* **What you have to do**
Seek out every line containing the word "ReferenceQueue", and copy each.

Extracted records:
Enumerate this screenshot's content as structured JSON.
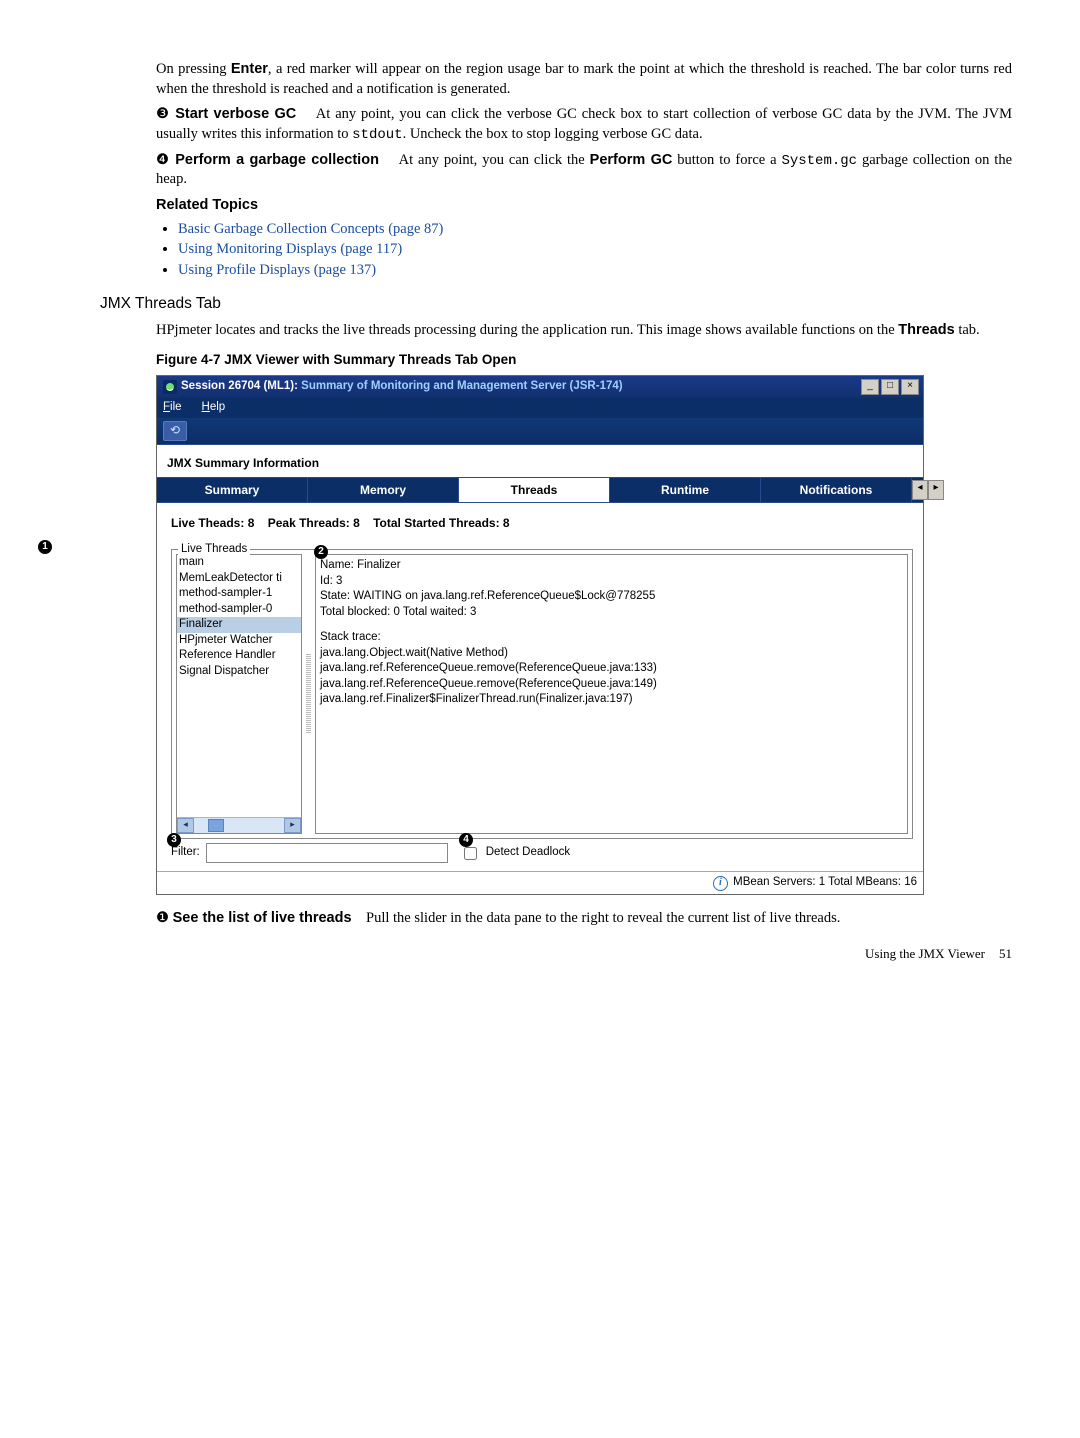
{
  "body": {
    "p1_a": "On pressing ",
    "p1_enter": "Enter",
    "p1_b": ", a red marker will appear on the region usage bar to mark the point at which the threshold is reached. The bar color turns red when the threshold is reached and a notification is generated.",
    "item3_num": "❸",
    "item3_title": "Start verbose GC",
    "item3_text_a": "At any point, you can click the verbose GC check box to start collection of verbose GC data by the JVM. The JVM usually writes this information to ",
    "item3_code": "stdout",
    "item3_text_b": ". Uncheck the box to stop logging verbose GC data.",
    "item4_num": "❹",
    "item4_title": "Perform a garbage collection",
    "item4_text_a": "At any point, you can click the ",
    "item4_bold": "Perform GC",
    "item4_text_b": " button to force a ",
    "item4_code": "System.gc",
    "item4_text_c": " garbage collection on the heap.",
    "related": "Related Topics",
    "links": [
      "Basic Garbage Collection Concepts (page 87)",
      "Using Monitoring Displays (page 117)",
      "Using Profile Displays (page 137)"
    ],
    "h3": "JMX Threads Tab",
    "h3_para_a": "HPjmeter locates and tracks the live threads processing during the application run. This image shows available functions on the ",
    "h3_para_bold": "Threads",
    "h3_para_b": " tab.",
    "fig_caption": "Figure 4-7 JMX Viewer with Summary Threads Tab Open",
    "see_num": "❶",
    "see_title": "See the list of live threads",
    "see_text": "Pull the slider in the data pane to the right to reveal the current list of live threads."
  },
  "win": {
    "title_a": "Session 26704 (ML1): ",
    "title_b": "Summary of Monitoring and Management Server (JSR-174)",
    "menu_file": "File",
    "menu_help": "Help",
    "section_title": "JMX Summary Information",
    "tabs": [
      "Summary",
      "Memory",
      "Threads",
      "Runtime",
      "Notifications"
    ],
    "stats": {
      "live": "Live Theads: 8",
      "peak": "Peak Threads: 8",
      "total": "Total Started Threads: 8"
    },
    "fs_legend": "Live Threads",
    "threads": [
      "main",
      "MemLeakDetector ti",
      "method-sampler-1",
      "method-sampler-0",
      "Finalizer",
      "HPjmeter Watcher",
      "Reference Handler",
      "Signal Dispatcher"
    ],
    "selected_index": 4,
    "detail": {
      "name": "Name: Finalizer",
      "id": "Id: 3",
      "state": "State: WAITING on java.lang.ref.ReferenceQueue$Lock@778255",
      "blocked": "Total blocked: 0 Total waited: 3",
      "stack_label": "Stack trace:",
      "stack": [
        "java.lang.Object.wait(Native Method)",
        "java.lang.ref.ReferenceQueue.remove(ReferenceQueue.java:133)",
        "java.lang.ref.ReferenceQueue.remove(ReferenceQueue.java:149)",
        "java.lang.ref.Finalizer$FinalizerThread.run(Finalizer.java:197)"
      ]
    },
    "filter_label": "Filter:",
    "deadlock_label": "Detect Deadlock",
    "status": "MBean Servers: 1 Total MBeans: 16",
    "callouts": {
      "c1": "1",
      "c2": "2",
      "c3": "3",
      "c4": "4"
    }
  },
  "footer": {
    "title": "Using the JMX Viewer",
    "page": "51"
  }
}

* **Answer to the task**
      "state": "State: WAITING on java.lang.ref.ReferenceQueue$Lock@778255",
        "java.lang.ref.ReferenceQueue.remove(ReferenceQueue.java:133)",
        "java.lang.ref.ReferenceQueue.remove(ReferenceQueue.java:149)",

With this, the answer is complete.